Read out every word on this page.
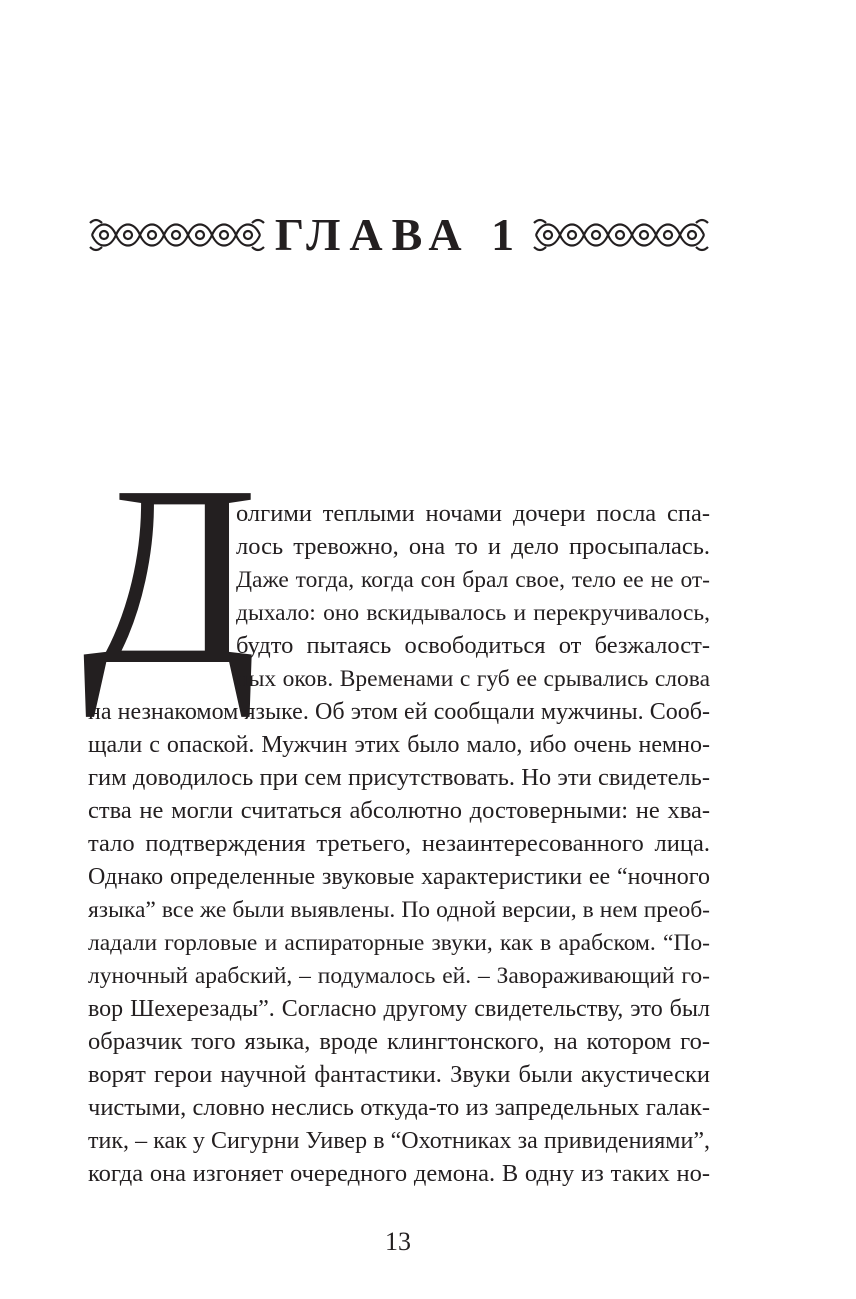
ГЛАВА 1
Д
олгими теплыми ночами дочери посла спа-
лось тревожно, она то и дело просыпалась.
Даже тогда, когда сон брал свое, тело ее не от-
дыхало: оно вскидывалось и перекручивалось,
будто пытаясь освободиться от безжалост-
ных оков. Временами с губ ее срывались слова
на незнакомом языке. Об этом ей сообщали мужчины. Сооб-
щали с опаской. Мужчин этих было мало, ибо очень немно-
гим доводилось при сем присутствовать. Но эти свидетель-
ства не могли считаться абсолютно достоверными: не хва-
тало подтверждения третьего, незаинтересованного лица.
Однако определенные звуковые характеристики ее “ночного
языка” все же были выявлены. По одной версии, в нем преоб-
ладали горловые и аспираторные звуки, как в арабском. “По-
луночный арабский, – подумалось ей. – Завораживающий го-
вор Шехерезады”. Согласно другому свидетельству, это был
образчик того языка, вроде клингтонского, на котором го-
ворят герои научной фантастики. Звуки были акустически
чистыми, словно неслись откуда-то из запредельных галак-
тик, – как у Сигурни Уивер в “Охотниках за привидениями”,
когда она изгоняет очередного демона. В одну из таких но-
13
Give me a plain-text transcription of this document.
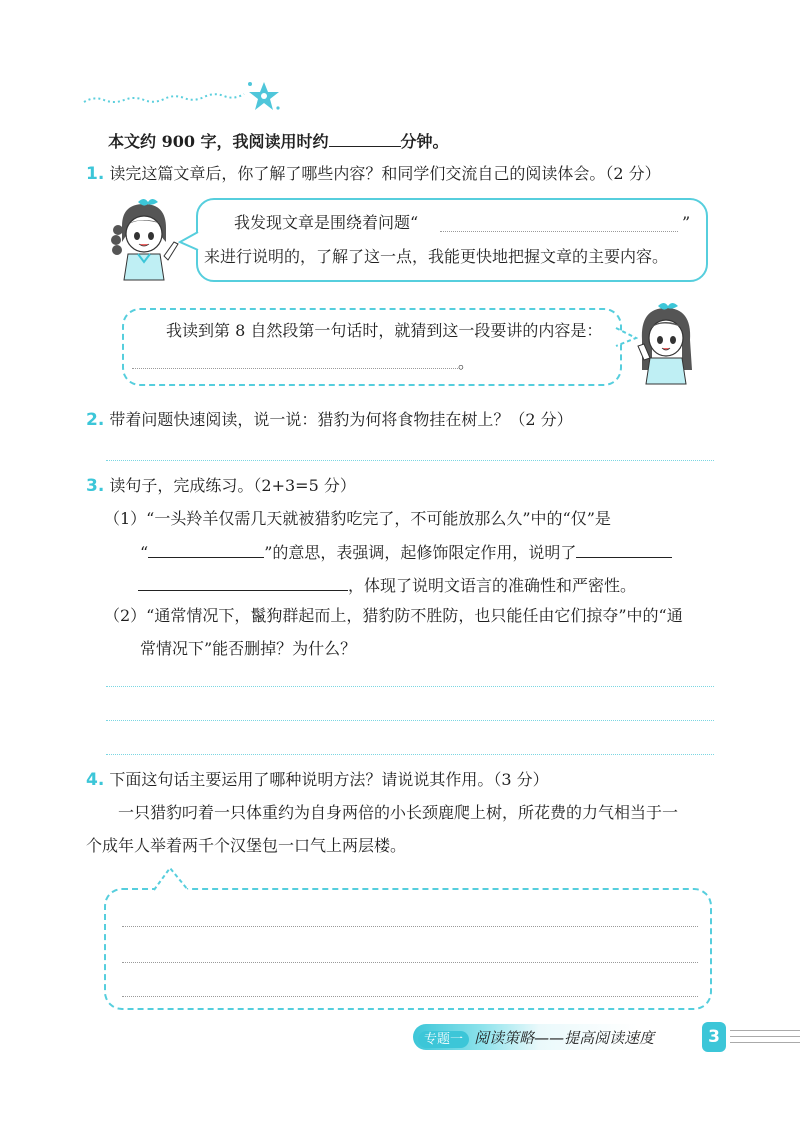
本文约 900 字，我阅读用时约	分钟。
1. 读完这篇文章后，你了解了哪些内容？和同学们交流自己的阅读体会。（2 分）
我发现文章是围绕着问题“	”
来进行说明的，了解了这一点，我能更快地把握文章的主要内容。
我读到第 8 自然段第一句话时，就猜到这一段要讲的内容是：
。
2. 带着问题快速阅读，说一说：猎豹为何将食物挂在树上？（2 分）
3. 读句子，完成练习。（2+3=5 分）
（1）“一头羚羊仅需几天就被猎豹吃完了，不可能放那么久”中的“仅”是
“	”的意思，表强调，起修饰限定作用，说明了
，体现了说明文语言的准确性和严密性。
（2）“通常情况下，鬣狗群起而上，猎豹防不胜防，也只能任由它们掠夺”中的“通
常情况下”能否删掉？为什么？
4. 下面这句话主要运用了哪种说明方法？请说说其作用。（3 分）
一只猎豹叼着一只体重约为自身两倍的小长颈鹿爬上树，所花费的力气相当于一
个成年人举着两千个汉堡包一口气上两层楼。
专题一 阅读策略——提高阅读速度	3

□ □ □ □ □

- [PROBLEM DETAILS]: In the copy, include no pictures; restate the listing above exactly.

- [THE SOLUTION]:
Read out every word on this page.
ГЛАВА 1
Д
олгими теплыми ночами дочери посла спа-
лось тревожно, она то и дело просыпалась.
Даже тогда, когда сон брал свое, тело ее не от-
дыхало: оно вскидывалось и перекручивалось,
будто пытаясь освободиться от безжалост-
ных оков. Временами с губ ее срывались слова
на незнакомом языке. Об этом ей сообщали мужчины. Сооб-
щали с опаской. Мужчин этих было мало, ибо очень немно-
гим доводилось при сем присутствовать. Но эти свидетель-
ства не могли считаться абсолютно достоверными: не хва-
тало подтверждения третьего, незаинтересованного лица.
Однако определенные звуковые характеристики ее “ночного
языка” все же были выявлены. По одной версии, в нем преоб-
ладали горловые и аспираторные звуки, как в арабском. “По-
луночный арабский, – подумалось ей. – Завораживающий го-
вор Шехерезады”. Согласно другому свидетельству, это был
образчик того языка, вроде клингтонского, на котором го-
ворят герои научной фантастики. Звуки были акустически
чистыми, словно неслись откуда-то из запредельных галак-
тик, – как у Сигурни Уивер в “Охотниках за привидениями”,
когда она изгоняет очередного демона. В одну из таких но-
13
Give me a plain-text transcription of this document.
本文约 900 字，我阅读用时约	分钟。
1. 读完这篇文章后，你了解了哪些内容？和同学们交流自己的阅读体会。（2 分）
我发现文章是围绕着问题“	”
来进行说明的，了解了这一点，我能更快地把握文章的主要内容。
我读到第 8 自然段第一句话时，就猜到这一段要讲的内容是：
。
2. 带着问题快速阅读，说一说：猎豹为何将食物挂在树上？（2 分）
3. 读句子，完成练习。（2+3=5 分）
（1）“一头羚羊仅需几天就被猎豹吃完了，不可能放那么久”中的“仅”是
“	”的意思，表强调，起修饰限定作用，说明了
，体现了说明文语言的准确性和严密性。
（2）“通常情况下，鬣狗群起而上，猎豹防不胜防，也只能任由它们掠夺”中的“通
常情况下”能否删掉？为什么？
4. 下面这句话主要运用了哪种说明方法？请说说其作用。（3 分）
一只猎豹叼着一只体重约为自身两倍的小长颈鹿爬上树，所花费的力气相当于一
个成年人举着两千个汉堡包一口气上两层楼。
专题一 阅读策略——提高阅读速度	3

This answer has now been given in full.